Each entry must be given again exactly; images do not belong in the copy.

+++ Supplied records +++

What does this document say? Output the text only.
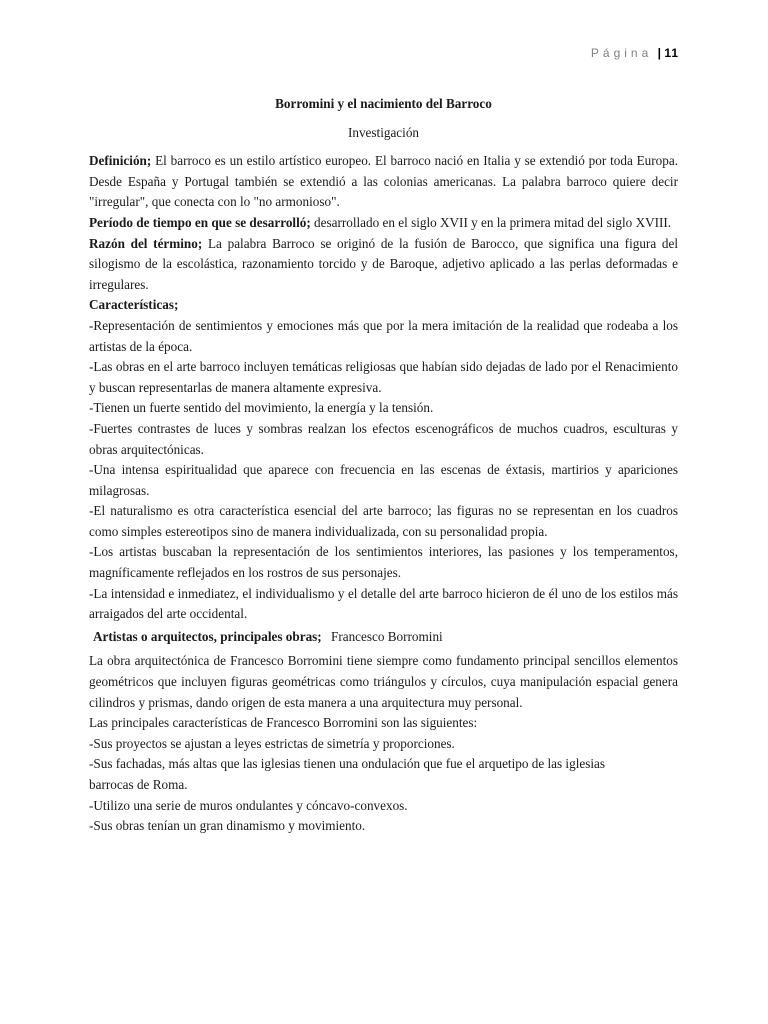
Página | 11

Borromini y el nacimiento del Barroco

Investigación

Definición; El barroco es un estilo artístico europeo. El barroco nació en Italia y se extendió por toda Europa. Desde España y Portugal también se extendió a las colonias americanas. La palabra barroco quiere decir "irregular", que conecta con lo "no armonioso".

Período de tiempo en que se desarrolló; desarrollado en el siglo XVII y en la primera mitad del siglo XVIII.

Razón del término; La palabra Barroco se originó de la fusión de Barocco, que significa una figura del silogismo de la escolástica, razonamiento torcido y de Baroque, adjetivo aplicado a las perlas deformadas e irregulares.

Características;

-Representación de sentimientos y emociones más que por la mera imitación de la realidad que rodeaba a los artistas de la época.

-Las obras en el arte barroco incluyen temáticas religiosas que habían sido dejadas de lado por el Renacimiento y buscan representarlas de manera altamente expresiva.

-Tienen un fuerte sentido del movimiento, la energía y la tensión.

-Fuertes contrastes de luces y sombras realzan los efectos escenográficos de muchos cuadros, esculturas y obras arquitectónicas.

-Una intensa espiritualidad que aparece con frecuencia en las escenas de éxtasis, martirios y apariciones milagrosas.

-El naturalismo es otra característica esencial del arte barroco; las figuras no se representan en los cuadros como simples estereotipos sino de manera individualizada, con su personalidad propia.

-Los artistas buscaban la representación de los sentimientos interiores, las pasiones y los temperamentos, magníficamente reflejados en los rostros de sus personajes.

-La intensidad e inmediatez, el individualismo y el detalle del arte barroco hicieron de él uno de los estilos más arraigados del arte occidental.

Artistas o arquitectos, principales obras; Francesco Borromini

La obra arquitectónica de Francesco Borromini tiene siempre como fundamento principal sencillos elementos geométricos que incluyen figuras geométricas como triángulos y círculos, cuya manipulación espacial genera cilindros y prismas, dando origen de esta manera a una arquitectura muy personal.

Las principales características de Francesco Borromini son las siguientes:

-Sus proyectos se ajustan a leyes estrictas de simetría y proporciones.

-Sus fachadas, más altas que las iglesias tienen una ondulación que fue el arquetipo de las iglesias barrocas de Roma.

-Utilizo una serie de muros ondulantes y cóncavo-convexos.

-Sus obras tenían un gran dinamismo y movimiento.
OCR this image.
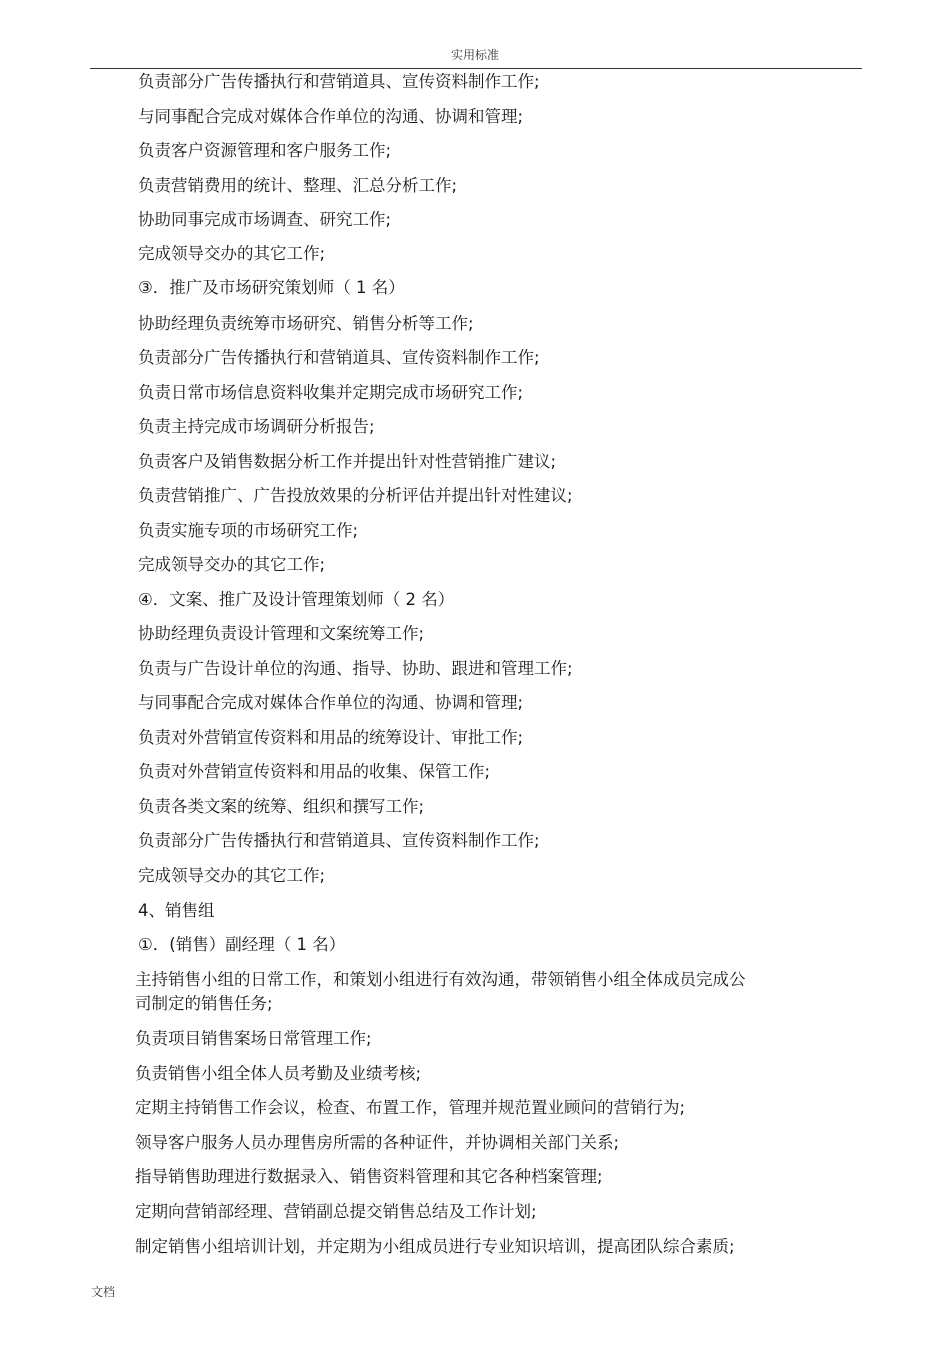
实用标准
负责部分广告传播执行和营销道具、宣传资料制作工作;
与同事配合完成对媒体合作单位的沟通、协调和管理;
负责客户资源管理和客户服务工作;
负责营销费用的统计、整理、汇总分析工作;
协助同事完成市场调查、研究工作;
完成领导交办的其它工作;
③．推广及市场研究策划师（ 1 名）
协助经理负责统筹市场研究、销售分析等工作;
负责部分广告传播执行和营销道具、宣传资料制作工作;
负责日常市场信息资料收集并定期完成市场研究工作;
负责主持完成市场调研分析报告;
负责客户及销售数据分析工作并提出针对性营销推广建议;
负责营销推广、广告投放效果的分析评估并提出针对性建议;
负责实施专项的市场研究工作;
完成领导交办的其它工作;
④．文案、推广及设计管理策划师（ 2 名）
协助经理负责设计管理和文案统筹工作;
负责与广告设计单位的沟通、指导、协助、跟进和管理工作;
与同事配合完成对媒体合作单位的沟通、协调和管理;
负责对外营销宣传资料和用品的统筹设计、审批工作;
负责对外营销宣传资料和用品的收集、保管工作;
负责各类文案的统筹、组织和撰写工作;
负责部分广告传播执行和营销道具、宣传资料制作工作;
完成领导交办的其它工作;
4、销售组
①．(销售）副经理（ 1 名）
主持销售小组的日常工作，和策划小组进行有效沟通，带领销售小组全体成员完成公
司制定的销售任务;
负责项目销售案场日常管理工作;
负责销售小组全体人员考勤及业绩考核;
定期主持销售工作会议，检查、布置工作，管理并规范置业顾问的营销行为;
领导客户服务人员办理售房所需的各种证件，并协调相关部门关系;
指导销售助理进行数据录入、销售资料管理和其它各种档案管理;
定期向营销部经理、营销副总提交销售总结及工作计划;
制定销售小组培训计划，并定期为小组成员进行专业知识培训，提高团队综合素质;
文档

+++

**Exercise result**
What does this document say? Output the text only.
Página | 11

Borromini y el nacimiento del Barroco

Investigación

Definición; El barroco es un estilo artístico europeo. El barroco nació en Italia y se extendió por toda Europa. Desde España y Portugal también se extendió a las colonias americanas. La palabra barroco quiere decir "irregular", que conecta con lo "no armonioso".

Período de tiempo en que se desarrolló; desarrollado en el siglo XVII y en la primera mitad del siglo XVIII.

Razón del término; La palabra Barroco se originó de la fusión de Barocco, que significa una figura del silogismo de la escolástica, razonamiento torcido y de Baroque, adjetivo aplicado a las perlas deformadas e irregulares.

Características;

-Representación de sentimientos y emociones más que por la mera imitación de la realidad que rodeaba a los artistas de la época.

-Las obras en el arte barroco incluyen temáticas religiosas que habían sido dejadas de lado por el Renacimiento y buscan representarlas de manera altamente expresiva.

-Tienen un fuerte sentido del movimiento, la energía y la tensión.

-Fuertes contrastes de luces y sombras realzan los efectos escenográficos de muchos cuadros, esculturas y obras arquitectónicas.

-Una intensa espiritualidad que aparece con frecuencia en las escenas de éxtasis, martirios y apariciones milagrosas.

-El naturalismo es otra característica esencial del arte barroco; las figuras no se representan en los cuadros como simples estereotipos sino de manera individualizada, con su personalidad propia.

-Los artistas buscaban la representación de los sentimientos interiores, las pasiones y los temperamentos, magníficamente reflejados en los rostros de sus personajes.

-La intensidad e inmediatez, el individualismo y el detalle del arte barroco hicieron de él uno de los estilos más arraigados del arte occidental.

Artistas o arquitectos, principales obras; Francesco Borromini

La obra arquitectónica de Francesco Borromini tiene siempre como fundamento principal sencillos elementos geométricos que incluyen figuras geométricas como triángulos y círculos, cuya manipulación espacial genera cilindros y prismas, dando origen de esta manera a una arquitectura muy personal.

Las principales características de Francesco Borromini son las siguientes:

-Sus proyectos se ajustan a leyes estrictas de simetría y proporciones.

-Sus fachadas, más altas que las iglesias tienen una ondulación que fue el arquetipo de las iglesias barrocas de Roma.

-Utilizo una serie de muros ondulantes y cóncavo-convexos.

-Sus obras tenían un gran dinamismo y movimiento.
OCR this image.
实用标准
负责部分广告传播执行和营销道具、宣传资料制作工作;
与同事配合完成对媒体合作单位的沟通、协调和管理;
负责客户资源管理和客户服务工作;
负责营销费用的统计、整理、汇总分析工作;
协助同事完成市场调查、研究工作;
完成领导交办的其它工作;
③．推广及市场研究策划师（ 1 名）
协助经理负责统筹市场研究、销售分析等工作;
负责部分广告传播执行和营销道具、宣传资料制作工作;
负责日常市场信息资料收集并定期完成市场研究工作;
负责主持完成市场调研分析报告;
负责客户及销售数据分析工作并提出针对性营销推广建议;
负责营销推广、广告投放效果的分析评估并提出针对性建议;
负责实施专项的市场研究工作;
完成领导交办的其它工作;
④．文案、推广及设计管理策划师（ 2 名）
协助经理负责设计管理和文案统筹工作;
负责与广告设计单位的沟通、指导、协助、跟进和管理工作;
与同事配合完成对媒体合作单位的沟通、协调和管理;
负责对外营销宣传资料和用品的统筹设计、审批工作;
负责对外营销宣传资料和用品的收集、保管工作;
负责各类文案的统筹、组织和撰写工作;
负责部分广告传播执行和营销道具、宣传资料制作工作;
完成领导交办的其它工作;
4、销售组
①．(销售）副经理（ 1 名）
主持销售小组的日常工作，和策划小组进行有效沟通，带领销售小组全体成员完成公
司制定的销售任务;
负责项目销售案场日常管理工作;
负责销售小组全体人员考勤及业绩考核;
定期主持销售工作会议，检查、布置工作，管理并规范置业顾问的营销行为;
领导客户服务人员办理售房所需的各种证件，并协调相关部门关系;
指导销售助理进行数据录入、销售资料管理和其它各种档案管理;
定期向营销部经理、营销副总提交销售总结及工作计划;
制定销售小组培训计划，并定期为小组成员进行专业知识培训，提高团队综合素质;
文档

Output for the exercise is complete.